### Testo selezionato ###

Questo dipende da tanti fattori: primo fra tutti la totale assenza, dal 1993, di qualunque forma di adeguamento “automatico” delle retribuzioni alla crescita del costo della vita. Infatti, giusto 30 anni fa, nel luglio 1993, i sindacati maggioritari stipularono con le associazioni padronali, sotto la supervisione del governo di centrosinistra presieduto da Carlo Azelio Ciampi, un accordo che sanciva la fine della “scala mobile” dei salari, il meccanismo che dal 1945 aveva tutelato dall’inflazione i livelli di vita delle lavoratrici e dei lavoratori dipendenti.

Dal 1993 le retribuzioni sono governate esclusivamente attraverso i contratti collettivi che periodicamente (formalmente ogni tre anni) vengono sottoscritti tra i sindacati e la Confindustria e le altre organizzazioni dei datori di lavoro. Ma questi contratti sono sempre stipulati con la preoccupazione della “moderazione salariale” e del “contenimento del costo del lavoro”. Inoltre mediamente (anche qui, dati dell’Istat a supporto) vengono sottoscritti con 2, a volte 2 anni e mezzo di ritardo (in alcuni casi il ritardo si protrae fino a 70 mesi). 

Tutto ciò fa sì che, tanto più in una fase come quella attuale nella quale l’inflazione sfiora o supera le due cifre, le retribuzioni reali non solo non aumentano ma anzi tendono a diminuire, anche significativamente: l’indice delle retribuzioni contrattuali orarie, a giugno 2023 rispetto a giugno 2022, registra un aumento medio del 3,1%, a fronte di un aumento medio dei prezzi al consumo del 5,9% (ma per i beni alimentari, per la cura della casa e della persona l’aumento annuo è del 10,2%). Senza dimenticare che l’aumento del 5,9% per il 2023 si somma e si combina con quello del 2022, pari al 7,9%.

###

**Esercizi proposti:**
1) Riporta senza modifiche la parte del brano sulle retribuzioni che si apre con le parole contenenti "Tutto ciò fa" e si chiude con "pari al 7,9%.".
2) Rispondi a queste domande in base al brano sulle retribuzioni:
(a) In quale mese e anno è stato stipulato l'accordo che ha posto fine alla "scala mobile"?
(b) Con quale cadenza formale vengono sottoscritti i contratti collettivi?
(c) Quale aumento medio registra l'indice delle retribuzioni contrattuali orarie a giugno 2023 rispetto a giugno 2022?
3) Trasforma in un elenco puntato il paragrafo del brano sulle retribuzioni che comincia con "Dal 1993 le retribuzioni", mantenendo i fatti principali.

### Dati forniti ###

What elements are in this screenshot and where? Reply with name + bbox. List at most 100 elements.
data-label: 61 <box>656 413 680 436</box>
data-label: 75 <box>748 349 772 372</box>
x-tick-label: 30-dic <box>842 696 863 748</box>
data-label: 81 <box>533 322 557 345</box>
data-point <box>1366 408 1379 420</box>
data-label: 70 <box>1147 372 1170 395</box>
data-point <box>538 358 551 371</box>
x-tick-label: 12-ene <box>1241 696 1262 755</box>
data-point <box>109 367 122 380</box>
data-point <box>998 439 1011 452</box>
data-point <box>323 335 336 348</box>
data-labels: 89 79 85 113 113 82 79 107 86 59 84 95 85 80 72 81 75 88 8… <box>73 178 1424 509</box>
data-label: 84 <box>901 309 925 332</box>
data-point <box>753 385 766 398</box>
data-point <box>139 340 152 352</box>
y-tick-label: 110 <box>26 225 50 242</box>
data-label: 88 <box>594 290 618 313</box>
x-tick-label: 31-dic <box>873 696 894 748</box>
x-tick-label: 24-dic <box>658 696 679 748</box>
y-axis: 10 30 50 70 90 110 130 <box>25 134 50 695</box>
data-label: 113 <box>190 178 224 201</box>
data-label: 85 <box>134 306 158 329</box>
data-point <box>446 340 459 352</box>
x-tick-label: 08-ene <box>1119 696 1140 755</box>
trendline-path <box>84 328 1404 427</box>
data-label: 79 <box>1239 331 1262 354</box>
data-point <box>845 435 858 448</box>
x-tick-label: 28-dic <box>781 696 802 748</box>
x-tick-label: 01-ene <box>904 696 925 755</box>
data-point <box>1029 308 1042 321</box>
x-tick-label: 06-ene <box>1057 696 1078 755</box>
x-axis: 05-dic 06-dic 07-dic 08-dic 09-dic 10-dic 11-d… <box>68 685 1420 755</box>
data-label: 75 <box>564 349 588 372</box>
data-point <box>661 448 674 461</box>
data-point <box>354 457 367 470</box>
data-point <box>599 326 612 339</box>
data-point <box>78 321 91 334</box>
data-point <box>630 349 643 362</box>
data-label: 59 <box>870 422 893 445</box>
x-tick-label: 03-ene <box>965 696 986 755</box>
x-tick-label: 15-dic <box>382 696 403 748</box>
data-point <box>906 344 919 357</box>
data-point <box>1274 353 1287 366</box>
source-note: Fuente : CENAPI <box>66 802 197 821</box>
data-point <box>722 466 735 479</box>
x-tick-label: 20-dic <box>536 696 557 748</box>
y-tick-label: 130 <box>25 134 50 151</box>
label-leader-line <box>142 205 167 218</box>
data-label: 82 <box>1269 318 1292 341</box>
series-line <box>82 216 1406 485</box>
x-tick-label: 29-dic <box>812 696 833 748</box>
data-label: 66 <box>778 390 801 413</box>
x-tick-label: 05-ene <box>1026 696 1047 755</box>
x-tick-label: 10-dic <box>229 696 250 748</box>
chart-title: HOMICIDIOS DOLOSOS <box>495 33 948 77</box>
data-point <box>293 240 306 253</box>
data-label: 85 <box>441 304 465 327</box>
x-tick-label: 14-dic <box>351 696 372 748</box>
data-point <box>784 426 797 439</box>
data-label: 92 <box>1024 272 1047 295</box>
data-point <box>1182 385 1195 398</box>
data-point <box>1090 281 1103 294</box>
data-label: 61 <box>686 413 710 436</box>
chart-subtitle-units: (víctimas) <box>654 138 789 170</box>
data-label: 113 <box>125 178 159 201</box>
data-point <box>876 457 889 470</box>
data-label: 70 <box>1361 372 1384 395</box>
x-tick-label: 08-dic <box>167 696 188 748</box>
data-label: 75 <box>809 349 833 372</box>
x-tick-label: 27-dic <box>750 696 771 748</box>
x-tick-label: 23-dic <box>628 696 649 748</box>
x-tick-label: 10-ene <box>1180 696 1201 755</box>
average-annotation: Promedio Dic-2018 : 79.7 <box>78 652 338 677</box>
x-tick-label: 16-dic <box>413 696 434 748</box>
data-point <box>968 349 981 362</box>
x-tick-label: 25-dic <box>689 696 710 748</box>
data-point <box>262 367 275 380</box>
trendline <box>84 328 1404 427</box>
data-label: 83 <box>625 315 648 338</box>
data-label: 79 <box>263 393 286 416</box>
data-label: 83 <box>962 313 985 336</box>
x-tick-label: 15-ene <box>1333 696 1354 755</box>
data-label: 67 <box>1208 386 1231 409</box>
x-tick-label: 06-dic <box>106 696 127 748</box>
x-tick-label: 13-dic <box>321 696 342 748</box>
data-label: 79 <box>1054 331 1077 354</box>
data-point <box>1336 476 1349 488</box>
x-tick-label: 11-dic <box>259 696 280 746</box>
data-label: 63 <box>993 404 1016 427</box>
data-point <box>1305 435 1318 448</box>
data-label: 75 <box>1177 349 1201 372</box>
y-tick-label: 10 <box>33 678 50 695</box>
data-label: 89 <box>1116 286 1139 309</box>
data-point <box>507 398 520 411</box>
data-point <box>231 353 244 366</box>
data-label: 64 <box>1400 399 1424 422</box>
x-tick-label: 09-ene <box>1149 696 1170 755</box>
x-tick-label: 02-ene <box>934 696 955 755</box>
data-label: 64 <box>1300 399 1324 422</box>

###

**Risultati degli esercizi:**
1)
Tutto ciò fa sì che, tanto più in una fase come quella attuale nella quale l’inflazione sfiora o supera le due cifre, le retribuzioni reali non solo non aumentano ma anzi tendono a diminuire, anche significativamente: l’indice delle retribuzioni contrattuali orarie, a giugno 2023 rispetto a giugno 2022, registra un aumento medio del 3,1%, a fronte di un aumento medio dei prezzi al consumo del 5,9% (ma per i beni alimentari, per la cura della casa e della persona l’aumento annuo è del 10,2%). Senza dimenticare che l’aumento del 5,9% per il 2023 si somma e si combina con quello del 2022, pari al 7,9%.

2)
(a) Nel luglio 1993.
(b) Ogni tre anni.
(c) Il 3,1%.

3)
- Dal 1993 le retribuzioni sono regolate soltanto dai contratti collettivi tra i sindacati, la Confindustria e le altre organizzazioni dei datori di lavoro, formalmente rinnovati ogni tre anni.
- I contratti vengono stipulati puntando alla "moderazione salariale" e al "contenimento del costo del lavoro".
- Secondo i dati dell'Istat, vengono firmati in media con 2 o 2 anni e mezzo di ritardo, e in alcuni casi il ritardo arriva fino a 70 mesi.